*What to do*
Gather all lines in the records below that include the word "Marine".

(Page transcription entries)
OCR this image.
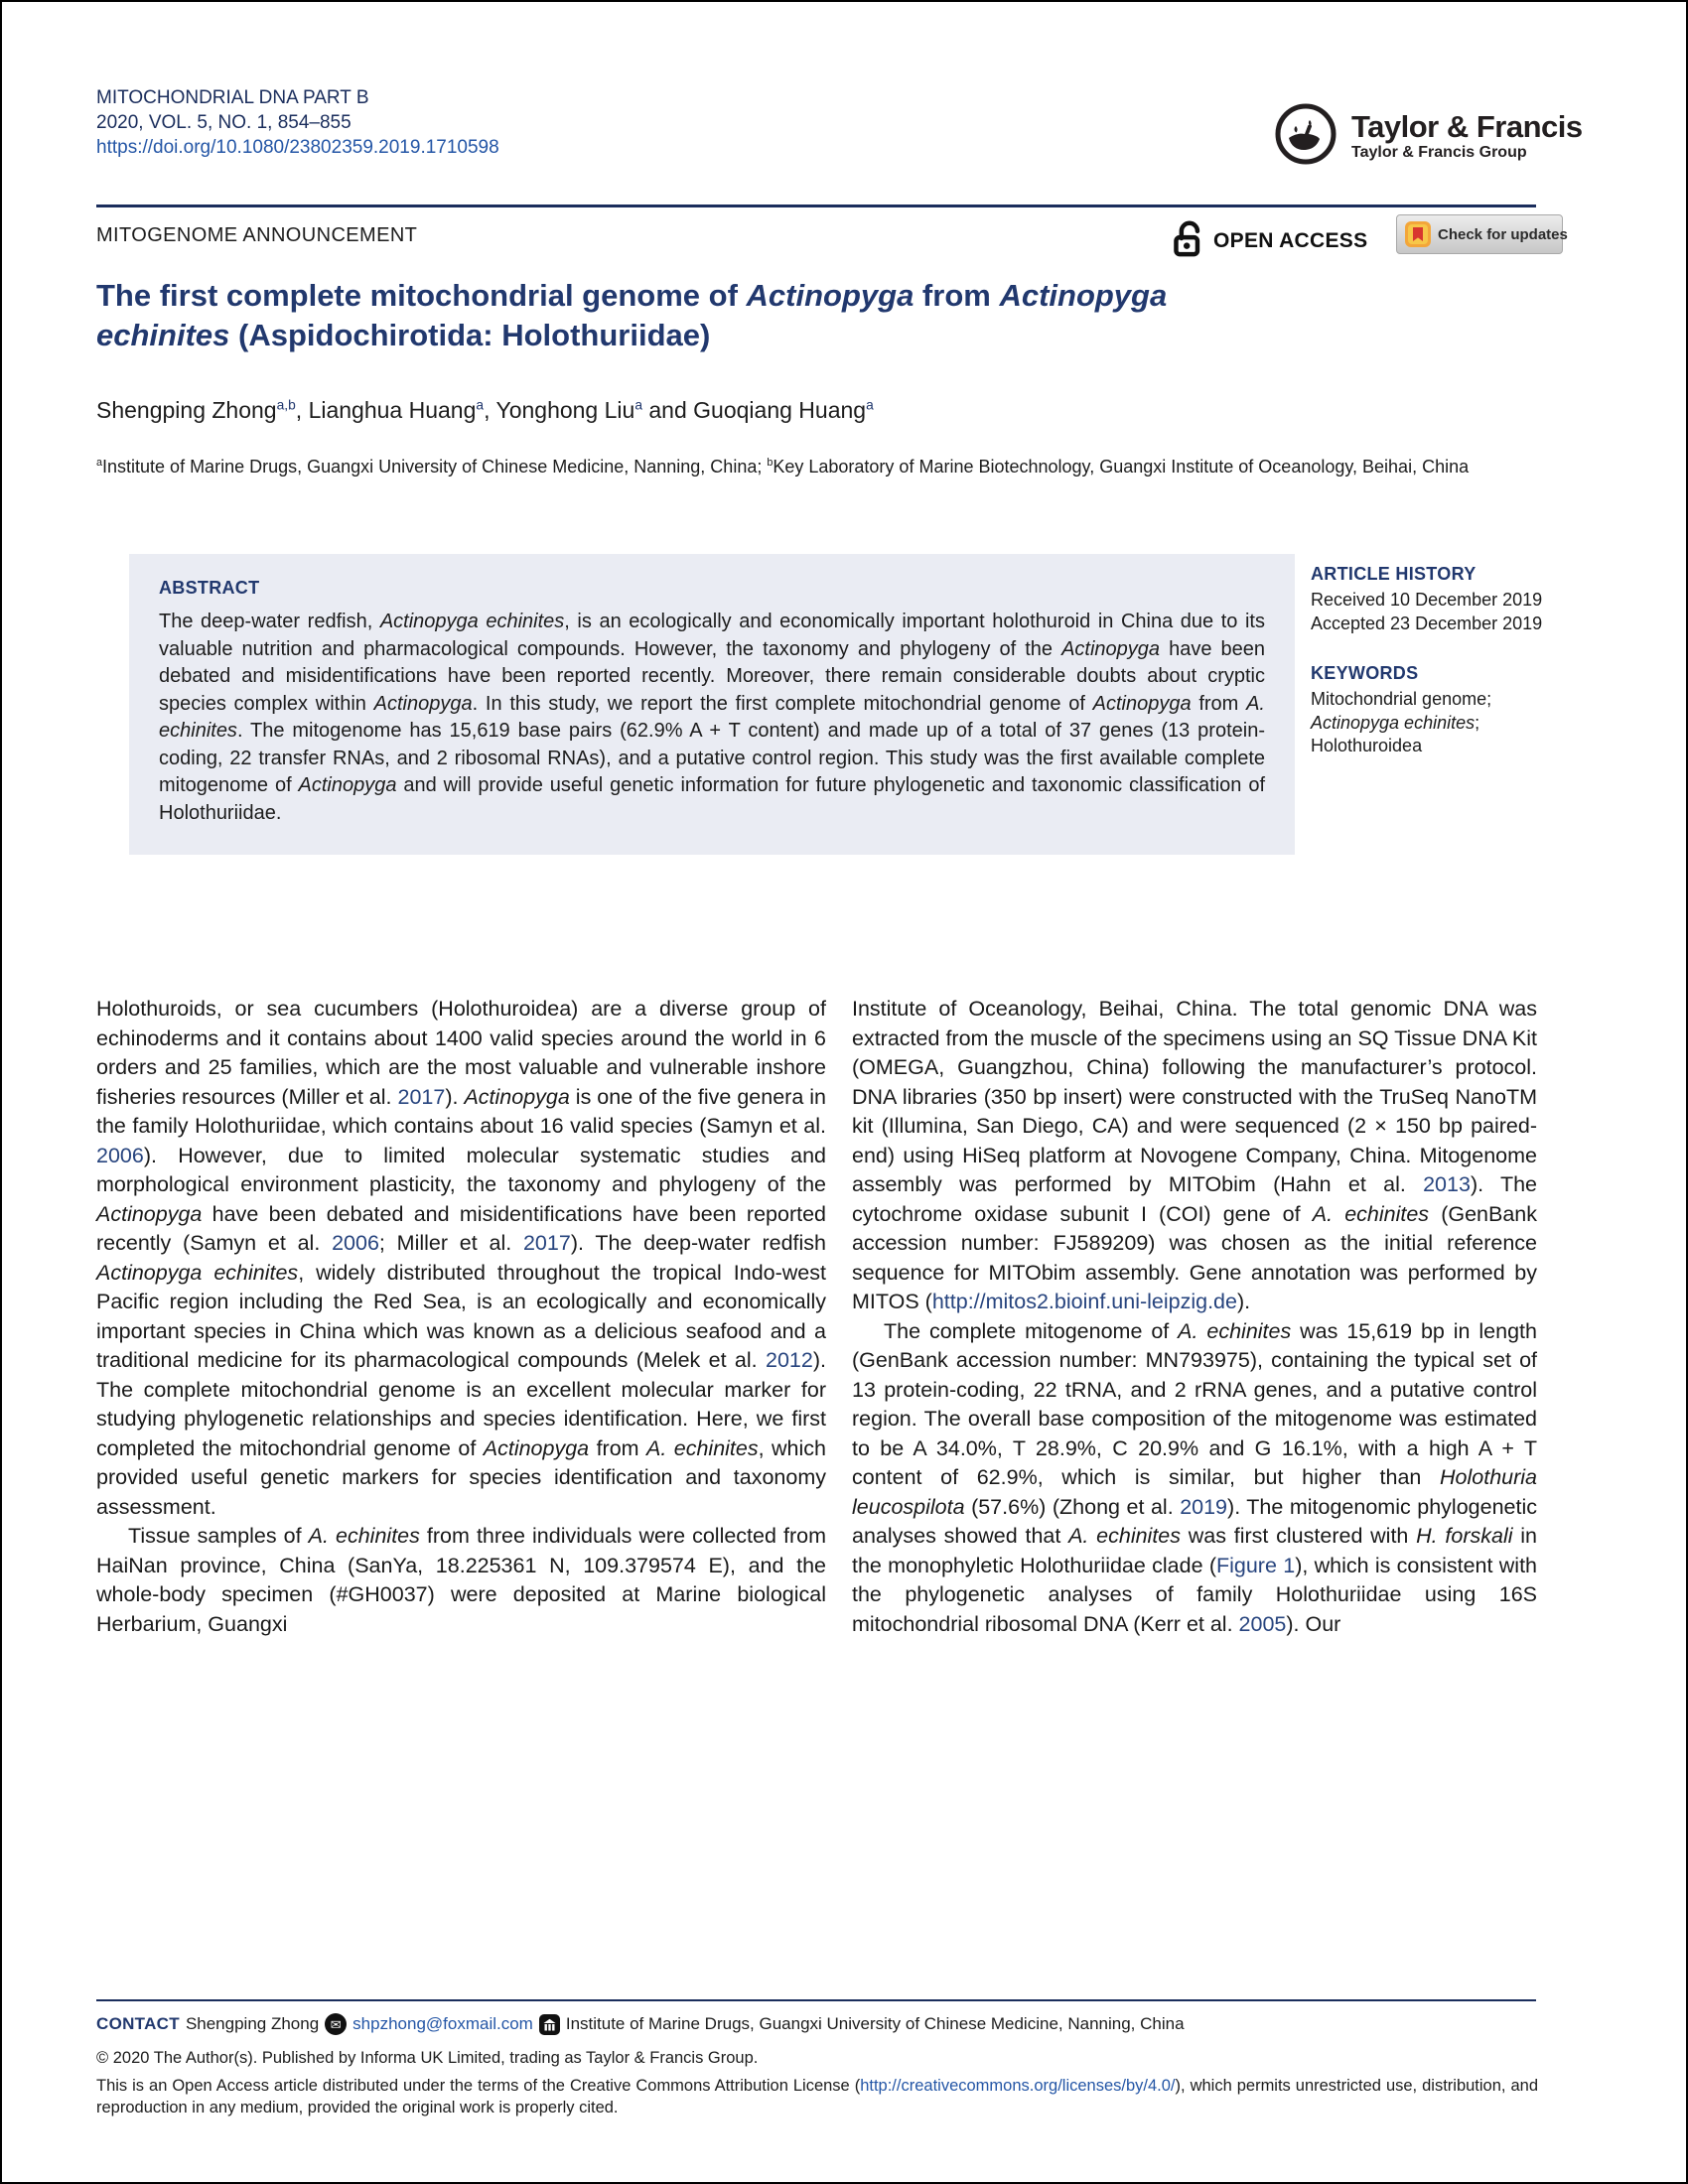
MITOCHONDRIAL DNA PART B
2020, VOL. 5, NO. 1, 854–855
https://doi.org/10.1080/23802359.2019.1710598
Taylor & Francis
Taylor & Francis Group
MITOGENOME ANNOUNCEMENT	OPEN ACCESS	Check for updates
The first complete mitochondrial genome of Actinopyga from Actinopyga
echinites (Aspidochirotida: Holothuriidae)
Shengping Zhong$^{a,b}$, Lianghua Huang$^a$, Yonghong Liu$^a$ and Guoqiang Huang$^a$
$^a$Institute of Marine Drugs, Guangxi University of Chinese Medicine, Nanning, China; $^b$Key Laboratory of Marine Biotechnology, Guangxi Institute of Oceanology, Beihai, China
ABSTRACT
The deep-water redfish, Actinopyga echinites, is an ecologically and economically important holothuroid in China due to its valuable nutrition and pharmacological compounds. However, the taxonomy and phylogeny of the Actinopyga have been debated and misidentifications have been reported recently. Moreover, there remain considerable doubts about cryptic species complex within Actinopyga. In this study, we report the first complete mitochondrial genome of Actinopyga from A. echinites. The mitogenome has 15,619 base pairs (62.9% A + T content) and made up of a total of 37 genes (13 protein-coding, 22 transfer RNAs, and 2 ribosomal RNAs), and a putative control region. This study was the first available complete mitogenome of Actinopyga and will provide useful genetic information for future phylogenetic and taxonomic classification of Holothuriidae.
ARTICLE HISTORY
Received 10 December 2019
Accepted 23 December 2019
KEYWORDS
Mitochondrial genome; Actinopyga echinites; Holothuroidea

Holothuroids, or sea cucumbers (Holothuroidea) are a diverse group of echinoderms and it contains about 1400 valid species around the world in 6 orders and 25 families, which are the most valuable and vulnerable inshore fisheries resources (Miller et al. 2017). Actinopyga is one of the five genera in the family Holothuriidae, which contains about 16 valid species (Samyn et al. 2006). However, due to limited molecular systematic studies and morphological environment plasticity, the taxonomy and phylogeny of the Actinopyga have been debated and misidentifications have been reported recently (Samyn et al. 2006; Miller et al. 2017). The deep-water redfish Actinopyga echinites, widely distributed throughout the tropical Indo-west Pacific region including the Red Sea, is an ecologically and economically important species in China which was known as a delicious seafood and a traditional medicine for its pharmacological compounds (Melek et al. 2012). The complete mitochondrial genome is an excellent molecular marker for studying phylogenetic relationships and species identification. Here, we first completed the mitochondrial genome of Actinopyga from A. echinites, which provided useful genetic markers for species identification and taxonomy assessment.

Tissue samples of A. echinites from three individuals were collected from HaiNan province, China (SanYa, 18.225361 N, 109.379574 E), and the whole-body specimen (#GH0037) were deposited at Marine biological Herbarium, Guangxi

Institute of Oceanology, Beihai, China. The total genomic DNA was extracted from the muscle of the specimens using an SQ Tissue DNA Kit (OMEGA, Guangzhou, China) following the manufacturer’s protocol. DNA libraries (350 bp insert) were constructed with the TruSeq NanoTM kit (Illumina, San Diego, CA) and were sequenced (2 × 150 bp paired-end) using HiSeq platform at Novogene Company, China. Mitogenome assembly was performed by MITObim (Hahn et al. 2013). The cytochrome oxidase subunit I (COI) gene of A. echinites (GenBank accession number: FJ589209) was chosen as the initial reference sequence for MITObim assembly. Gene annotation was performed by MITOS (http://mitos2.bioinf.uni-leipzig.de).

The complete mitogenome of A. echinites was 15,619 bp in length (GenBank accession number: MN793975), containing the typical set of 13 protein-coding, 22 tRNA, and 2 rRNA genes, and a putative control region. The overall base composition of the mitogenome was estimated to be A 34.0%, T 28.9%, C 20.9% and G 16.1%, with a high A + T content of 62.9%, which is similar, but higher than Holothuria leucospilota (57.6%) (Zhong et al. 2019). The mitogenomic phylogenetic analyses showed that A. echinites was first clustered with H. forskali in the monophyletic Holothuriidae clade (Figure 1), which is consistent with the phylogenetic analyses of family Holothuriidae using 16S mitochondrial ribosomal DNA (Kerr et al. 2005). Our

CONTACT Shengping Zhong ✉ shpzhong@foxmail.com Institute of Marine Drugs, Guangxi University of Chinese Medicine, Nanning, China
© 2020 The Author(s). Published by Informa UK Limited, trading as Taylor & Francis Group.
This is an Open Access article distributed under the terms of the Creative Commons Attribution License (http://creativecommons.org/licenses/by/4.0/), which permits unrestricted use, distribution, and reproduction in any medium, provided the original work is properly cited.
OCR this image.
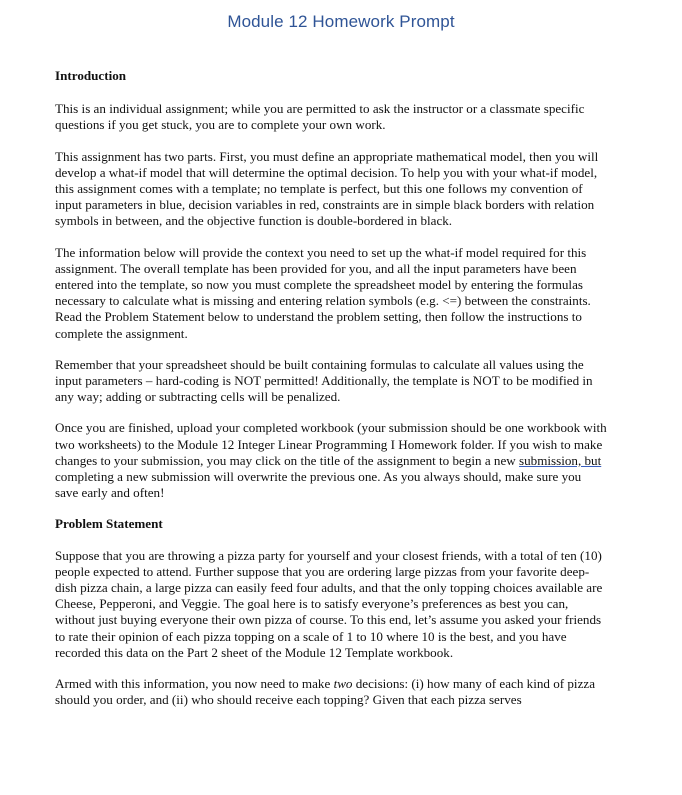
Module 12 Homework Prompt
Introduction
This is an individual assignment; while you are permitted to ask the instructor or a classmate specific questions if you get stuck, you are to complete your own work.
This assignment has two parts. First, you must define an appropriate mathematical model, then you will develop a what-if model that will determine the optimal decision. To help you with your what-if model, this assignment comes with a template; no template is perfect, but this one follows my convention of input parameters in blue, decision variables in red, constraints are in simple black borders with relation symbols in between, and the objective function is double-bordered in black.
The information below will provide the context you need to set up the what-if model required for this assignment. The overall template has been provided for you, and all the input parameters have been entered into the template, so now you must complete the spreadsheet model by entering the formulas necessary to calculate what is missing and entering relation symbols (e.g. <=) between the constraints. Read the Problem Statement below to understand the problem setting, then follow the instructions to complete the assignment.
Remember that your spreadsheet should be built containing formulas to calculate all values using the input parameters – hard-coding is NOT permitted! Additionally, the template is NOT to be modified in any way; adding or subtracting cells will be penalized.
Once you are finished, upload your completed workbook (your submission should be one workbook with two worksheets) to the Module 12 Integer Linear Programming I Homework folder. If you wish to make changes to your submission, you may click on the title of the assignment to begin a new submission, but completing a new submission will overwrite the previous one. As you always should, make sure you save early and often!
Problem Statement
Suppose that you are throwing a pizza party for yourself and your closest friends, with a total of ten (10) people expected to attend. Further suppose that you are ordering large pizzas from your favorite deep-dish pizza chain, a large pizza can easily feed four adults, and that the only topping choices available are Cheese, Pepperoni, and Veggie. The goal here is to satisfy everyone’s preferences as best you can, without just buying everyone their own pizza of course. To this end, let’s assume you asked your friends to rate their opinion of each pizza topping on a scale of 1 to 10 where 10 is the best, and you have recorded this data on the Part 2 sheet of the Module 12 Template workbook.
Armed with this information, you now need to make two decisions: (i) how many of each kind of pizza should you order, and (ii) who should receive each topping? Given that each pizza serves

*Exercise result*
$^a$Institute of Marine Drugs, Guangxi University of Chinese Medicine, Nanning, China; $^b$Key Laboratory of Marine Biotechnology, Guangxi Institute of Oceanology, Beihai, China
Tissue samples of A. echinites from three individuals were collected from HaiNan province, China (SanYa, 18.225361 N, 109.379574 E), and the whole-body specimen (#GH0037) were deposited at Marine biological Herbarium, Guangxi
CONTACT Shengping Zhong ✉ shpzhong@foxmail.com Institute of Marine Drugs, Guangxi University of Chinese Medicine, Nanning, China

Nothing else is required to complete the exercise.